__Aim__
Copy out the lines that include the word "relative".

* * * * * * *

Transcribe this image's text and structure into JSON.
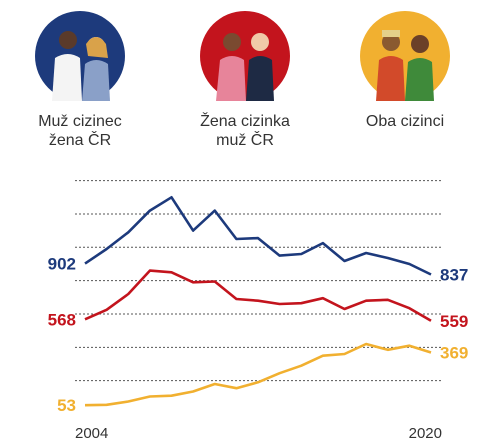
{
  "chart_data": {
    "type": "line",
    "categories": [
      "2004",
      null,
      null,
      null,
      null,
      null,
      null,
      null,
      null,
      null,
      null,
      null,
      null,
      null,
      null,
      null,
      "2020"
    ],
    "series": [
      {
        "name": "Muž cizinec\nžena ČR",
        "color": "#1d3a7c",
        "values": [
          902,
          990,
          1090,
          1220,
          1300,
          1100,
          1220,
          1050,
          1055,
          950,
          960,
          1025,
          918,
          966,
          936,
          900,
          837
        ]
      },
      {
        "name": "Žena cizinka\nmuž ČR",
        "color": "#c3141d",
        "values": [
          568,
          625,
          720,
          860,
          850,
          790,
          795,
          690,
          680,
          660,
          665,
          695,
          630,
          680,
          685,
          635,
          559
        ]
      },
      {
        "name": "Oba cizinci",
        "color": "#f1b030",
        "values": [
          53,
          55,
          75,
          105,
          110,
          135,
          180,
          155,
          190,
          245,
          290,
          350,
          360,
          420,
          385,
          410,
          369
        ]
      }
    ],
    "ylim": [
      0,
      1450
    ],
    "yticks": [
      200,
      400,
      600,
      800,
      1000,
      1200,
      1400
    ],
    "grid": true
  }
}
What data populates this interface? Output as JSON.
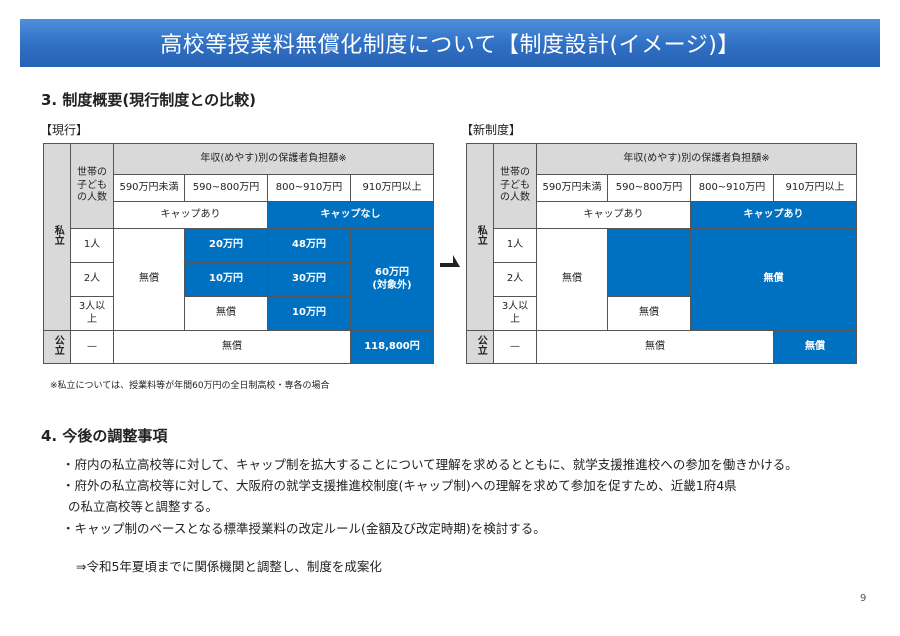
{
  "title": "高校等授業料無償化制度について【制度設計(イメージ)】",
  "section3": "3. 制度概要(現行制度との比較)",
  "current_label": "【現行】",
  "new_label": "【新制度】",
  "table_common": {
    "children_header": "世帯の子どもの人数",
    "income_header": "年収(めやす)別の保護者負担額※",
    "brackets": [
      "590万円未満",
      "590~800万円",
      "800~910万円",
      "910万円以上"
    ],
    "private": "私立",
    "public": "公立",
    "rows": [
      "1人",
      "2人",
      "3人以上"
    ],
    "dash": "—",
    "free": "無償"
  },
  "current": {
    "cap_yes": "キャップあり",
    "cap_no": "キャップなし",
    "cells": {
      "r1_c2": "20万円",
      "r1_c3": "48万円",
      "r2_c2": "10万円",
      "r2_c3": "30万円",
      "r3_c2": "無償",
      "r3_c3": "10万円",
      "col4": "60万円\n(対象外)",
      "public_last": "118,800円"
    }
  },
  "new": {
    "cap_yes": "キャップあり",
    "cap_yes2": "キャップあり",
    "cells": {
      "r3_c2": "無償",
      "blue_free": "無償",
      "public_last": "無償"
    }
  },
  "footnote": "※私立については、授業料等が年間60万円の全日制高校・専各の場合",
  "section4": "4. 今後の調整事項",
  "bullets": [
    "・府内の私立高校等に対して、キャップ制を拡大することについて理解を求めるとともに、就学支援推進校への参加を働きかける。",
    "・府外の私立高校等に対して、大阪府の就学支援推進校制度(キャップ制)への理解を求めて参加を促すため、近畿1府4県",
    "の私立高校等と調整する。",
    "・キャップ制のベースとなる標準授業料の改定ルール(金額及び改定時期)を検討する。"
  ],
  "conclusion": "⇒令和5年夏頃までに関係機関と調整し、制度を成案化",
  "page_number": "9",
  "colors": {
    "banner": "#2f6fc4",
    "cell_blue": "#0070c0",
    "cell_gray": "#d9d9d9"
  }
}
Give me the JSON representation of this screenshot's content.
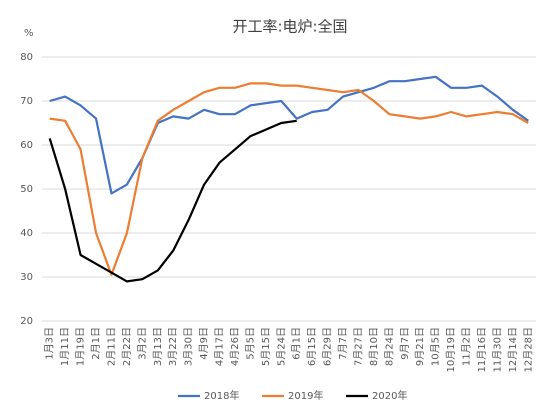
{
  "chart_data": {
    "type": "line",
    "title": "开工率:电炉:全国",
    "y_label": "%",
    "categories": [
      "1月3日",
      "1月11日",
      "1月19日",
      "2月1日",
      "2月11日",
      "2月22日",
      "3月2日",
      "3月13日",
      "3月22日",
      "3月30日",
      "4月9日",
      "4月17日",
      "4月26日",
      "5月5日",
      "5月15日",
      "5月24日",
      "6月1日",
      "6月15日",
      "6月29日",
      "7月7日",
      "7月27日",
      "8月10日",
      "8月24日",
      "9月7日",
      "9月21日",
      "10月5日",
      "10月19日",
      "11月2日",
      "11月16日",
      "11月30日",
      "12月14日",
      "12月28日"
    ],
    "series": [
      {
        "name": "2018年",
        "color": "#4472c4",
        "values": [
          70,
          71,
          69,
          66,
          49,
          51,
          57,
          65,
          66.5,
          66,
          68,
          67,
          67,
          69,
          69.5,
          70,
          66,
          67.5,
          68,
          71,
          72,
          73,
          74.5,
          74.5,
          75,
          75.5,
          73,
          73,
          73.5,
          71,
          68,
          65.5
        ]
      },
      {
        "name": "2019年",
        "color": "#ed7d31",
        "values": [
          66,
          65.5,
          59,
          40,
          30.5,
          40,
          57,
          65.5,
          68,
          70,
          72,
          73,
          73,
          74,
          74,
          73.5,
          73.5,
          73,
          72.5,
          72,
          72.5,
          70,
          67,
          66.5,
          66,
          66.5,
          67.5,
          66.5,
          67,
          67.5,
          67,
          65
        ]
      },
      {
        "name": "2020年",
        "color": "#000000",
        "values": [
          61.5,
          50,
          35,
          33,
          31,
          29,
          29.5,
          31.5,
          36,
          43,
          51,
          56,
          59,
          62,
          63.5,
          65,
          65.5,
          null,
          null,
          null,
          null,
          null,
          null,
          null,
          null,
          null,
          null,
          null,
          null,
          null,
          null,
          null
        ]
      }
    ],
    "ylim": [
      20,
      80
    ],
    "yticks": [
      20,
      30,
      40,
      50,
      60,
      70,
      80
    ],
    "grid": true,
    "legend": "bottom"
  }
}
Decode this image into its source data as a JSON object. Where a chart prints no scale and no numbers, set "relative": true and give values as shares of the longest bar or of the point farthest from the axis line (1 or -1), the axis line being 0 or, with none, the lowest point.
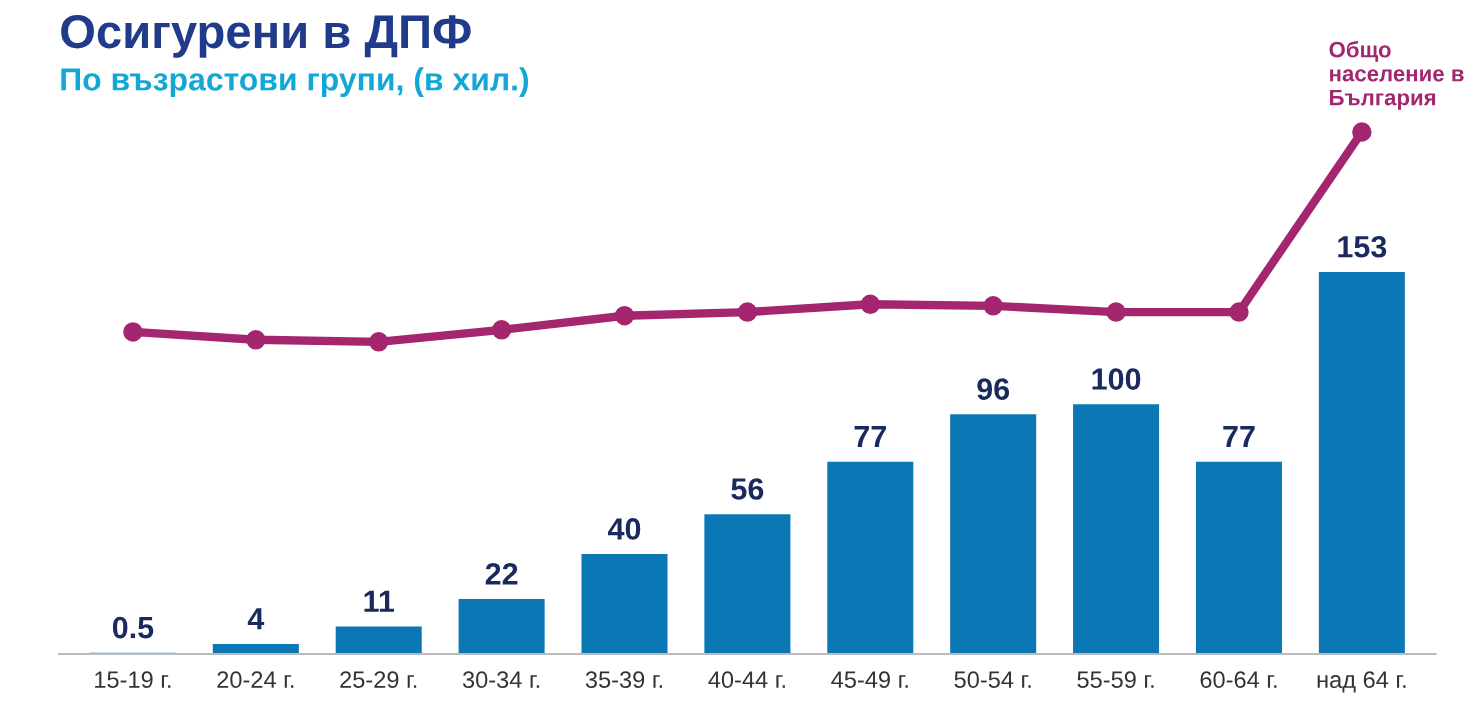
{
  "chart_data": [
    {
      "type": "bar",
      "title": "Осигурени в ДПФ",
      "subtitle": "По възрастови групи, (в хил.)",
      "categories": [
        "15-19 г.",
        "20-24 г.",
        "25-29 г.",
        "30-34 г.",
        "35-39 г.",
        "40-44 г.",
        "45-49 г.",
        "50-54 г.",
        "55-59 г.",
        "60-64 г.",
        "над 64 г."
      ],
      "series": [
        {
          "color": "#0b78b5",
          "values": [
            0.5,
            4,
            11,
            22,
            40,
            56,
            77,
            96,
            100,
            77,
            153
          ]
        }
      ],
      "data_labels": true,
      "tick_labels": "x",
      "grid": false
    },
    {
      "type": "line",
      "relative": true,
      "categories": [
        null,
        null,
        null,
        null,
        null,
        null,
        null,
        null,
        null,
        null,
        null
      ],
      "series": [
        {
          "name": "Общо\nнаселение в\nБългария",
          "color": "#a3266f",
          "values": [
            0.617,
            0.602,
            0.598,
            0.621,
            0.648,
            0.655,
            0.67,
            0.667,
            0.655,
            0.655,
            1
          ]
        }
      ],
      "marker": "circle",
      "tick_labels": false,
      "grid": false
    }
  ]
}
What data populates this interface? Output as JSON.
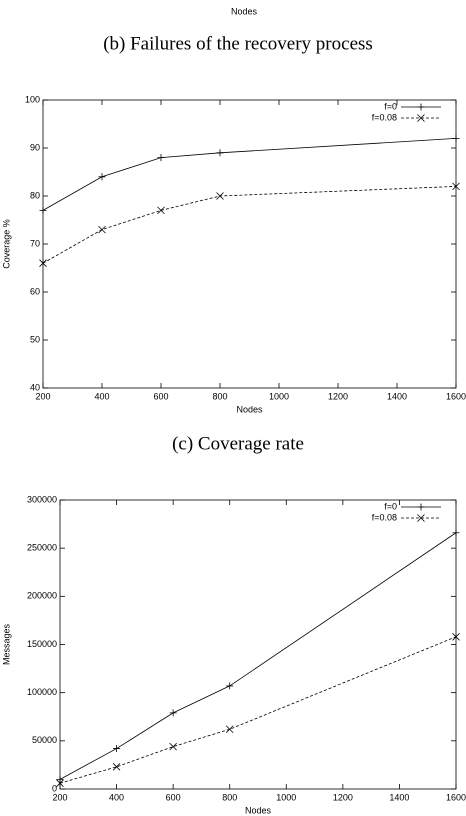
{
  "top_fragment": {
    "x_label": "Nodes",
    "caption": "(b) Failures of the recovery process"
  },
  "chart_data": [
    {
      "type": "line",
      "caption": "(c) Coverage rate",
      "x_label": "Nodes",
      "y_label": "Coverage %",
      "x": [
        200,
        400,
        600,
        800,
        1600
      ],
      "xlim": [
        200,
        1600
      ],
      "xticks": [
        200,
        400,
        600,
        800,
        1000,
        1200,
        1400,
        1600
      ],
      "ylim": [
        40,
        100
      ],
      "yticks": [
        40,
        50,
        60,
        70,
        80,
        90,
        100
      ],
      "legend": "top-right",
      "series": [
        {
          "name": "f=0",
          "color": "#000000",
          "dash": false,
          "marker": "plus",
          "values": [
            77,
            84,
            88,
            89,
            92
          ]
        },
        {
          "name": "f=0.08",
          "color": "#000000",
          "dash": true,
          "marker": "cross",
          "values": [
            66,
            73,
            77,
            80,
            82
          ]
        }
      ]
    },
    {
      "type": "line",
      "x_label": "Nodes",
      "y_label": "Messages",
      "x": [
        200,
        400,
        600,
        800,
        1600
      ],
      "xlim": [
        200,
        1600
      ],
      "xticks": [
        200,
        400,
        600,
        800,
        1000,
        1200,
        1400,
        1600
      ],
      "ylim": [
        0,
        300000
      ],
      "yticks": [
        0,
        50000,
        100000,
        150000,
        200000,
        250000,
        300000
      ],
      "legend": "top-right",
      "series": [
        {
          "name": "f=0",
          "color": "#000000",
          "dash": false,
          "marker": "plus",
          "values": [
            10000,
            42000,
            79000,
            107000,
            266000
          ]
        },
        {
          "name": "f=0.08",
          "color": "#000000",
          "dash": true,
          "marker": "cross",
          "values": [
            6000,
            23000,
            44000,
            62000,
            158000
          ]
        }
      ]
    }
  ]
}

* * * * * * *

__Reply__
Decode this image into its source data as a JSON object. Where a chart prints no scale and no numbers, set "relative": true and give values as shares of the longest bar or of the point farthest from the axis line (1 or -1), the axis line being 0 or, with none, the lowest point.
      "relative": true,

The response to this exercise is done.